● TASK DESCRIPTION: In the records below, count every line containing "Количество". Reply with the number only.
— begin ROWS —
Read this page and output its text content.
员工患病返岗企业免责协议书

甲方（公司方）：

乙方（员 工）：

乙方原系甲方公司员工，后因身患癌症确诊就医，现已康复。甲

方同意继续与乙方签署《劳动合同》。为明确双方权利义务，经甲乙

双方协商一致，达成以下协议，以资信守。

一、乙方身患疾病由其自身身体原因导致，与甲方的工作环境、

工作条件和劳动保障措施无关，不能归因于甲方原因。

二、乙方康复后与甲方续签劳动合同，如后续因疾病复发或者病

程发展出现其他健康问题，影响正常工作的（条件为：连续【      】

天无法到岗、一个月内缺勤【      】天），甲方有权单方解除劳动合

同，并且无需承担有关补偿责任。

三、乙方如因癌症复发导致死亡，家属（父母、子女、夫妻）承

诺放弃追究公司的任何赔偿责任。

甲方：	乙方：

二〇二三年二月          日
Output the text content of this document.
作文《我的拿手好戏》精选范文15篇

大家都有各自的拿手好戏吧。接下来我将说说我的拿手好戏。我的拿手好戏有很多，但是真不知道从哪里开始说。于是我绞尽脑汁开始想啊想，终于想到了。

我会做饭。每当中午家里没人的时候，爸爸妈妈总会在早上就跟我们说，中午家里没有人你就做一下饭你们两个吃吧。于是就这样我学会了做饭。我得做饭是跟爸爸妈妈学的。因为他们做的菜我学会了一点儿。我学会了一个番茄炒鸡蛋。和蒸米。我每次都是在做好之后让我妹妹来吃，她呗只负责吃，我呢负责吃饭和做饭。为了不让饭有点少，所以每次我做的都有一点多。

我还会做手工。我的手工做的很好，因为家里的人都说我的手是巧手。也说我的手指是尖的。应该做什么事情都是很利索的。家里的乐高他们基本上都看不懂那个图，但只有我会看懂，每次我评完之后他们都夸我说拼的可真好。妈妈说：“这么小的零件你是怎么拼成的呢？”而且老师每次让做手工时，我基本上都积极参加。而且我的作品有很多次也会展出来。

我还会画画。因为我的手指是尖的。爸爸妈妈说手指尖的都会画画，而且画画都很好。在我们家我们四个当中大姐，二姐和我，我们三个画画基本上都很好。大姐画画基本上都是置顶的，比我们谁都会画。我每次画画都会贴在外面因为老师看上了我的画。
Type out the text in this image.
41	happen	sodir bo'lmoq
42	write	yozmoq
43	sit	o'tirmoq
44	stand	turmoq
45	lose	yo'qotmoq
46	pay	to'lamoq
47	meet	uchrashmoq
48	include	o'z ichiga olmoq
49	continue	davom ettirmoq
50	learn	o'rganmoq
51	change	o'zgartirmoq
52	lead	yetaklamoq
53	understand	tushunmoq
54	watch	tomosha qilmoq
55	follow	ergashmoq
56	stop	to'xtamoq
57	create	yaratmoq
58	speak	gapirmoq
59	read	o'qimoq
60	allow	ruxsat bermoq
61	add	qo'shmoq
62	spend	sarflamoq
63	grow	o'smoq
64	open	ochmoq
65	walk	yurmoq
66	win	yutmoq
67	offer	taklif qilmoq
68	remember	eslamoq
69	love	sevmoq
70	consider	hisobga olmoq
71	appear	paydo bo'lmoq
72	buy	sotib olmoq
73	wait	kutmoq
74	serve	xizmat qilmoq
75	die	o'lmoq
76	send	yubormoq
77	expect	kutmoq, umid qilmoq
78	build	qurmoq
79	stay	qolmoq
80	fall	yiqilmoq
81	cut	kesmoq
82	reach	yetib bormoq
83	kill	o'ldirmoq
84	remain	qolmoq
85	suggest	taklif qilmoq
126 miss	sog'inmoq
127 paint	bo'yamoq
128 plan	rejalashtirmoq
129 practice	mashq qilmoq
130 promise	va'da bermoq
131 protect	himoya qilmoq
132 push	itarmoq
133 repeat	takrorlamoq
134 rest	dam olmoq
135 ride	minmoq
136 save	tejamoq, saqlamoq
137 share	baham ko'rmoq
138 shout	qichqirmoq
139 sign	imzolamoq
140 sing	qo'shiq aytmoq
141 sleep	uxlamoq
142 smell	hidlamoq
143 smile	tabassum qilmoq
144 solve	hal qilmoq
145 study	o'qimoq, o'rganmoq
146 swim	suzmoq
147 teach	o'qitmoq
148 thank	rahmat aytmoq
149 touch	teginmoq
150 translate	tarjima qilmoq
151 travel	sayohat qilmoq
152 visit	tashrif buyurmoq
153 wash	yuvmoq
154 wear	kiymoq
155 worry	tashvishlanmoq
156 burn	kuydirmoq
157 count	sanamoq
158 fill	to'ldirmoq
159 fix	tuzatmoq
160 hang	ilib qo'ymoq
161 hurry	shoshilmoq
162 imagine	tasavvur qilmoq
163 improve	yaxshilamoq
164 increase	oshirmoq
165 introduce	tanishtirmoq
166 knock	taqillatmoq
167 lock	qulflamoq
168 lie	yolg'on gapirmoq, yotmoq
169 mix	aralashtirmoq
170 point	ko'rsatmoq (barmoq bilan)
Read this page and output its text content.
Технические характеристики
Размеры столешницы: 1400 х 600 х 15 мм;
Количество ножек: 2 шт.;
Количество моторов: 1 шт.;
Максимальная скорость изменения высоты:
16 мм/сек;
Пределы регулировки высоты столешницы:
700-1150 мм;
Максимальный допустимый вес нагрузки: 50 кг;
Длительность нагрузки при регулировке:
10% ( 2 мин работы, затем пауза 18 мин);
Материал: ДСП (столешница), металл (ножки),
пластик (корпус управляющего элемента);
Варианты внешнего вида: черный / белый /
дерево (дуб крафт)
— end ROWS —
● EXERCISE SOLUTION: 2